▸ **A fazer**:
De acordo com o documento de origem, de que depende muito o sucesso dos projetos de intercâmbio de conhecimento mencionados?

▸ **Documento de origem**:
As histórias orais devolvem as vivências às pessoas em suas próprias

palavras, que ao revê-las ajudam a construir seus futuros (THOMPSON, 1992).

Cada entrevistado expôs em sua narrativa aquilo que lhe chamou atenção. O

tempo e o espaço já não eram mais os mesmos. Ainda que suas visões e

percepções sejam destoantes, cada um apresentou seu próprio modo de ver aquela

realidade. A questão feita pela autora não era orientadora. Os entrevistados foram

estimulados a narrar algo que se recordavam e que consideraram importante na sua

experiência no ProSavana. De modo geral, a imagem que lhes veio à tona

ressaltava o componente cultural, no qual está centrado o argumento dessa

dissertação.

Em relação ao desafio “gestão do Projeto: a atuação da ABC e da Embrapa”,

conforme demonstra a revisão de documentos internos e as entrevistas dos

informantes, cabe destacar que ainda existe uma grande lacuna entre as estratégias

definidas no papel e sua implementação na prática. O sucesso de todos esses

projetos, e não apenas do Prosavana, depende muito da gestão, do modelo de

liderança adotado e do comprometimento pessoal de cada ator envolvido no

intercâmbio de conhecimento e experiências.

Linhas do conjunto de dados
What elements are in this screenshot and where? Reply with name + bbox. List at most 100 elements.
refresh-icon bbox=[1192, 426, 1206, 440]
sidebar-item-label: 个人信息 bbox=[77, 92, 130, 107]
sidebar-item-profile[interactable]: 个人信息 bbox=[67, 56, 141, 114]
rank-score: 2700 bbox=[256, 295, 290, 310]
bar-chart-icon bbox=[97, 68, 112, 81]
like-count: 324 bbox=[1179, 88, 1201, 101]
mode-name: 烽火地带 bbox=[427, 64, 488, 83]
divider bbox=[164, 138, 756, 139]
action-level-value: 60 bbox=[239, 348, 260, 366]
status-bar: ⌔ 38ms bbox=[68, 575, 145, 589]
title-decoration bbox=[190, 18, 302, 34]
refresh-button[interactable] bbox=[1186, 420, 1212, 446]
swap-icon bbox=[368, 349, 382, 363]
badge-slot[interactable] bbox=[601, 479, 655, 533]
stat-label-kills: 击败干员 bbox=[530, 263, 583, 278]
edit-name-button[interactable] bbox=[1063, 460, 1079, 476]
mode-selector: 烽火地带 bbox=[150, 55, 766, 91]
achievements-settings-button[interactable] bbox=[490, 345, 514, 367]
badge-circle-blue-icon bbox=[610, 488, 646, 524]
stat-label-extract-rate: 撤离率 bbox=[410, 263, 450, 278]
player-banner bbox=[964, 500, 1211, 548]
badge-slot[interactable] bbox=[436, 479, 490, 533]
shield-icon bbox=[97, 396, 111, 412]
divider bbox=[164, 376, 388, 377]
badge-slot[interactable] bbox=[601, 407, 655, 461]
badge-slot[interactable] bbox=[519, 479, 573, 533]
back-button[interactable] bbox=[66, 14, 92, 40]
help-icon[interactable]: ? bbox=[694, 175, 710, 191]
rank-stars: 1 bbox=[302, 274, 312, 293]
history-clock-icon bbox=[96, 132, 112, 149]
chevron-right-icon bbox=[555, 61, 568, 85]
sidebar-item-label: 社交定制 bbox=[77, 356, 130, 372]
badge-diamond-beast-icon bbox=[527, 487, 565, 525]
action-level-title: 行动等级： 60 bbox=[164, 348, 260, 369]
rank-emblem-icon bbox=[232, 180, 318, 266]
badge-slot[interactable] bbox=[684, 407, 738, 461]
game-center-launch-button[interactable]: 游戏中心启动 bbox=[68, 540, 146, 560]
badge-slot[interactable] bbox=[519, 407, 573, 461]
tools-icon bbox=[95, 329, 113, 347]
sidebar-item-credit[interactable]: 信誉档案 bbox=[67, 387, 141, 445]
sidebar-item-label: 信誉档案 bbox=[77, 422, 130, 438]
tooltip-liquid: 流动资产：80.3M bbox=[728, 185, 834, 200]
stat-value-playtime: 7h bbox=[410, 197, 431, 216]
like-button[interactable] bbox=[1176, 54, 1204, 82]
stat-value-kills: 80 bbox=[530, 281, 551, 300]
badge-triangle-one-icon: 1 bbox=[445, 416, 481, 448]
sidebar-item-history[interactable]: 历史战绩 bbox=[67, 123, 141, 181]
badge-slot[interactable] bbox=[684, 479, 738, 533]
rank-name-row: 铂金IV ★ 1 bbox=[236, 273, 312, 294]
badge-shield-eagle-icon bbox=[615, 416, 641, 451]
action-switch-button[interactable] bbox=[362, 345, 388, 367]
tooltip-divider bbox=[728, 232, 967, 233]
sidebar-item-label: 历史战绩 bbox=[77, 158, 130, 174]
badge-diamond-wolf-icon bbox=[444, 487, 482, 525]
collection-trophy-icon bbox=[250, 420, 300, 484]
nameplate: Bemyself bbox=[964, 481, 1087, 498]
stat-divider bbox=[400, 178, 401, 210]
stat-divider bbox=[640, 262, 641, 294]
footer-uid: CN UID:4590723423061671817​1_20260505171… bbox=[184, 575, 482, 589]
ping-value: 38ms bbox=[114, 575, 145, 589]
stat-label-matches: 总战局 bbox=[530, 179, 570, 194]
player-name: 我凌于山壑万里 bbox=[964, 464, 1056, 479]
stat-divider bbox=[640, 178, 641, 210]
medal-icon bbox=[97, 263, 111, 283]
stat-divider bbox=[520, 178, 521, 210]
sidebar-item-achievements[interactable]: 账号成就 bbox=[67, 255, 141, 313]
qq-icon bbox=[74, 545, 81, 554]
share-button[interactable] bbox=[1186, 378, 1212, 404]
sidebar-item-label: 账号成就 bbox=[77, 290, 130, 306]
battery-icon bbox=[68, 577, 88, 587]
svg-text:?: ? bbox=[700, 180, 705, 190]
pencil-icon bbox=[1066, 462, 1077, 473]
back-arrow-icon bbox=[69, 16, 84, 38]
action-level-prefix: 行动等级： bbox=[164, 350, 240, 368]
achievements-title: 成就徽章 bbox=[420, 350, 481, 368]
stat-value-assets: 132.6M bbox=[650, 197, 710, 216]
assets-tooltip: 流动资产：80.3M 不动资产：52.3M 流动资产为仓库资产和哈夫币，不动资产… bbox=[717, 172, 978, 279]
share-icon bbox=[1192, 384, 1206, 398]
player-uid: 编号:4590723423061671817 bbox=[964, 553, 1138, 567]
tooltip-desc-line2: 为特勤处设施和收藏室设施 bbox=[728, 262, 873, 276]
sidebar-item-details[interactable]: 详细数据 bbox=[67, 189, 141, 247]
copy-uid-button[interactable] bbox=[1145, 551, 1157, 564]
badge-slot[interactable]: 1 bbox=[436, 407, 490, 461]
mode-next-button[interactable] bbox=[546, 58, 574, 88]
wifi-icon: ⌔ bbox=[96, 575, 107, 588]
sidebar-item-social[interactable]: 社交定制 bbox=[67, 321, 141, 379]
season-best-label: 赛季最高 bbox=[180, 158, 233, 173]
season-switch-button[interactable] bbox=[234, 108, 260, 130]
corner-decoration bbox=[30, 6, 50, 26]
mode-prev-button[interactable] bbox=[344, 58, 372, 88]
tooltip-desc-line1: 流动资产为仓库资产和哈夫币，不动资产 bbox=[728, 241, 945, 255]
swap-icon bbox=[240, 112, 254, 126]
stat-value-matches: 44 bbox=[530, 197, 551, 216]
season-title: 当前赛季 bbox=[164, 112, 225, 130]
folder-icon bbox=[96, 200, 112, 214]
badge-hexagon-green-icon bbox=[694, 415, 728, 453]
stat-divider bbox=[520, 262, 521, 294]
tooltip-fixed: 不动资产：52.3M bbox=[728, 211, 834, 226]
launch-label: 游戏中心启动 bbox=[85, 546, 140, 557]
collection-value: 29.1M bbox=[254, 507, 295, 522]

▸ **A resposta**:
Depende muito da gestão, do modelo de liderança adotado e do comprometimento pessoal de cada ator envolvido no intercâmbio de conhecimento e experiências.